'''

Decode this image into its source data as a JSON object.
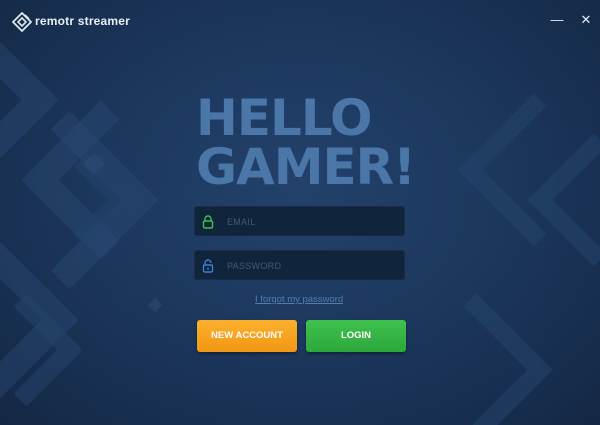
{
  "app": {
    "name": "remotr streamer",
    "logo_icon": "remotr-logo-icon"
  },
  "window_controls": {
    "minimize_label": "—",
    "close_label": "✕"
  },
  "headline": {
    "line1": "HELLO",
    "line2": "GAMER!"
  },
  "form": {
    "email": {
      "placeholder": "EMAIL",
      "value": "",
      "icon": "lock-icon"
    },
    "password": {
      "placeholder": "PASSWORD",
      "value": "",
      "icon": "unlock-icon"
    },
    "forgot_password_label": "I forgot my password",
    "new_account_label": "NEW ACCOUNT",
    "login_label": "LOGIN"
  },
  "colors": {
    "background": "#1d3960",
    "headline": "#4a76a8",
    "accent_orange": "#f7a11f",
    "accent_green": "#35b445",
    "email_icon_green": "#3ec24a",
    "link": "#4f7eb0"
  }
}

'''

Given exercise ::
Omit the pictures, and quote the material above exactly as given.

Full output ::
Decode this image into its source data as a JSON object.
{
  "app": {
    "name": "remotr streamer",
    "logo_icon": "remotr-logo-icon"
  },
  "window_controls": {
    "minimize_label": "—",
    "close_label": "✕"
  },
  "headline": {
    "line1": "HELLO",
    "line2": "GAMER!"
  },
  "form": {
    "email": {
      "placeholder": "EMAIL",
      "value": "",
      "icon": "lock-icon"
    },
    "password": {
      "placeholder": "PASSWORD",
      "value": "",
      "icon": "unlock-icon"
    },
    "forgot_password_label": "I forgot my password",
    "new_account_label": "NEW ACCOUNT",
    "login_label": "LOGIN"
  },
  "colors": {
    "background": "#1d3960",
    "headline": "#4a76a8",
    "accent_orange": "#f7a11f",
    "accent_green": "#35b445",
    "email_icon_green": "#3ec24a",
    "link": "#4f7eb0"
  }
}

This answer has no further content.